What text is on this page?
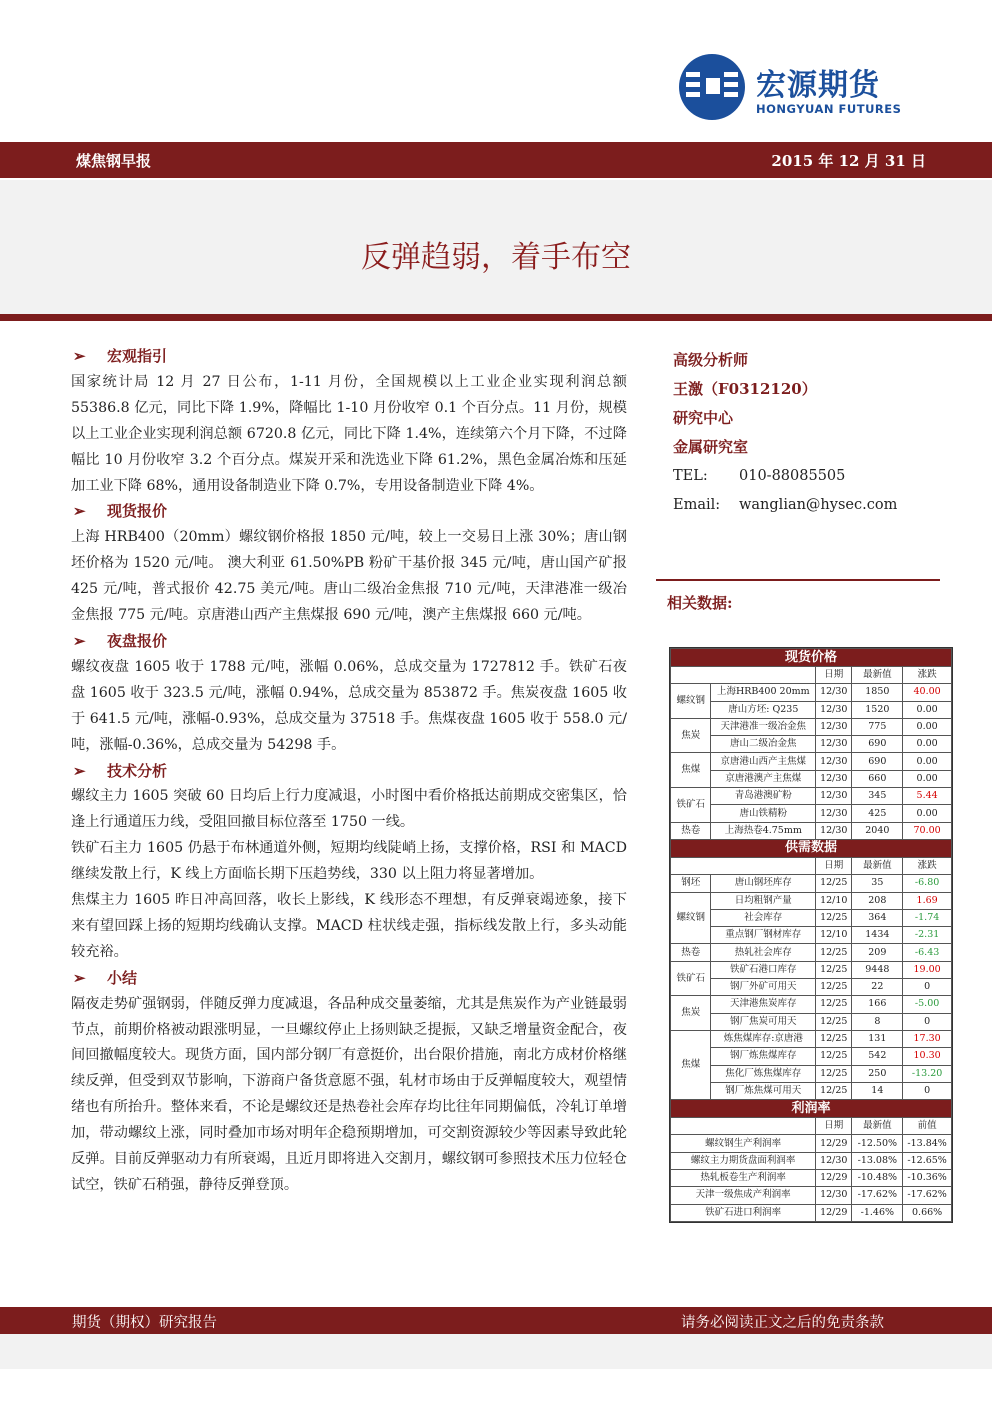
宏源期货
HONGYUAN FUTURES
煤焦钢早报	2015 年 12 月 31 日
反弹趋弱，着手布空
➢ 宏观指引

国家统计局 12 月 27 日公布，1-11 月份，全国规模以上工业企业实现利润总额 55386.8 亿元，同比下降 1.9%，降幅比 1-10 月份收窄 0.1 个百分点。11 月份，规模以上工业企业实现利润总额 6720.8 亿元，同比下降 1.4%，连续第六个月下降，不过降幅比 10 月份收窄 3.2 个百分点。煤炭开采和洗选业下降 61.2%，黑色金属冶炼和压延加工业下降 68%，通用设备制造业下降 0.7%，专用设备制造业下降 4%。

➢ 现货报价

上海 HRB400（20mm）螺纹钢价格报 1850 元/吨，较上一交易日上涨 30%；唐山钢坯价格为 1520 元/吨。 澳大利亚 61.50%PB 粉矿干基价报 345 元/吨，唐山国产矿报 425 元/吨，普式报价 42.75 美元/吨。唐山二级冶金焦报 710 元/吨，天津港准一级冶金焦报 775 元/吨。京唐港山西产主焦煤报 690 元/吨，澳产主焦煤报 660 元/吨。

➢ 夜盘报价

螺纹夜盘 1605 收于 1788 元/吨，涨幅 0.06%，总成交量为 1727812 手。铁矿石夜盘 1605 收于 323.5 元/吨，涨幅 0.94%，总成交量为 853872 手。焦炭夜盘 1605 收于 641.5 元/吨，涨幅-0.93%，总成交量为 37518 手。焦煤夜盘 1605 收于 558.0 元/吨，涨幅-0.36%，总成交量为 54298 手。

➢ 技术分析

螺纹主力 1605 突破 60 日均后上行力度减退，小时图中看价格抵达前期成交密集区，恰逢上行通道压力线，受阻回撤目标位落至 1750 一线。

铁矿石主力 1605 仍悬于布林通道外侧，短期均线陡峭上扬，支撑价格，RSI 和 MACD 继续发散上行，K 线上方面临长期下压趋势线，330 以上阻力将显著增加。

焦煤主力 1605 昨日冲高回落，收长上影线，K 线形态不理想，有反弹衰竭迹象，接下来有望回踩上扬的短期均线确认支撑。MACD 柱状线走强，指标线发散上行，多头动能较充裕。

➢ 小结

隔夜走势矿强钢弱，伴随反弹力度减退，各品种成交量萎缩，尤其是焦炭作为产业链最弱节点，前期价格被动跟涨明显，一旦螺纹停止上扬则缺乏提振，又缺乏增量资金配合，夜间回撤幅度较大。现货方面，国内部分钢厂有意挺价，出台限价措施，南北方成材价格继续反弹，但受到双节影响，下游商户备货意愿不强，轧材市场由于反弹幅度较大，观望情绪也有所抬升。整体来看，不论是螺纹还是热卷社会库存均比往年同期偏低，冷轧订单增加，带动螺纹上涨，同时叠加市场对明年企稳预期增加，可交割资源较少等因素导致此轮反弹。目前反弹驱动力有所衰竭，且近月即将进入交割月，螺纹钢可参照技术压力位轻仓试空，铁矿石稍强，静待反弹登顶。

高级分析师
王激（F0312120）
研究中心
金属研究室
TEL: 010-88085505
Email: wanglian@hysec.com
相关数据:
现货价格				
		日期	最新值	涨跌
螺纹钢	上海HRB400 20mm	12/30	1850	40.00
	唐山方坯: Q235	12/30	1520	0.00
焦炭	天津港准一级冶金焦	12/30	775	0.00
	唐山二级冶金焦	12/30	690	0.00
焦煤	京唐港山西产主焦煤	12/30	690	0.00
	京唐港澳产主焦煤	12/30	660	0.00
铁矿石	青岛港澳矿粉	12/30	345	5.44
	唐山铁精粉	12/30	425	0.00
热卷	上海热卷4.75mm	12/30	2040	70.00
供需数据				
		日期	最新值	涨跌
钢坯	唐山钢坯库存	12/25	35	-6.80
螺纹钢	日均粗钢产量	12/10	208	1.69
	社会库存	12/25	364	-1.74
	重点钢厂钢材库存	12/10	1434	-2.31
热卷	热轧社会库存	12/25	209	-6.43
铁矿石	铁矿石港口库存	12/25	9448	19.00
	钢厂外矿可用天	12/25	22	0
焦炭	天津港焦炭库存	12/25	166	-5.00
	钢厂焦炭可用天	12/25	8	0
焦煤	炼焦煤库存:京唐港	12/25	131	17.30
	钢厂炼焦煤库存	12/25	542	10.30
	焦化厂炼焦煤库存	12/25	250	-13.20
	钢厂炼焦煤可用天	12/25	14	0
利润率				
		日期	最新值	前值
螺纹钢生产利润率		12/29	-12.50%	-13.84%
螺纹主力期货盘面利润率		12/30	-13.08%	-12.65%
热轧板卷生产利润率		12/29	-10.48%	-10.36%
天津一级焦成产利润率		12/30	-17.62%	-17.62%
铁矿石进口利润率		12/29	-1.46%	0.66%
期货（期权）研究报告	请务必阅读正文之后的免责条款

Exercise:
Filter the entries down to the lines with the word "MACD" in them.

Task solution:
铁矿石主力 1605 仍悬于布林通道外侧，短期均线陡峭上扬，支撑价格，RSI 和 MACD 继续发散上行，K 线上方面临长期下压趋势线，330 以上阻力将显著增加。
焦煤主力 1605 昨日冲高回落，收长上影线，K 线形态不理想，有反弹衰竭迹象，接下来有望回踩上扬的短期均线确认支撑。MACD 柱状线走强，指标线发散上行，多头动能较充裕。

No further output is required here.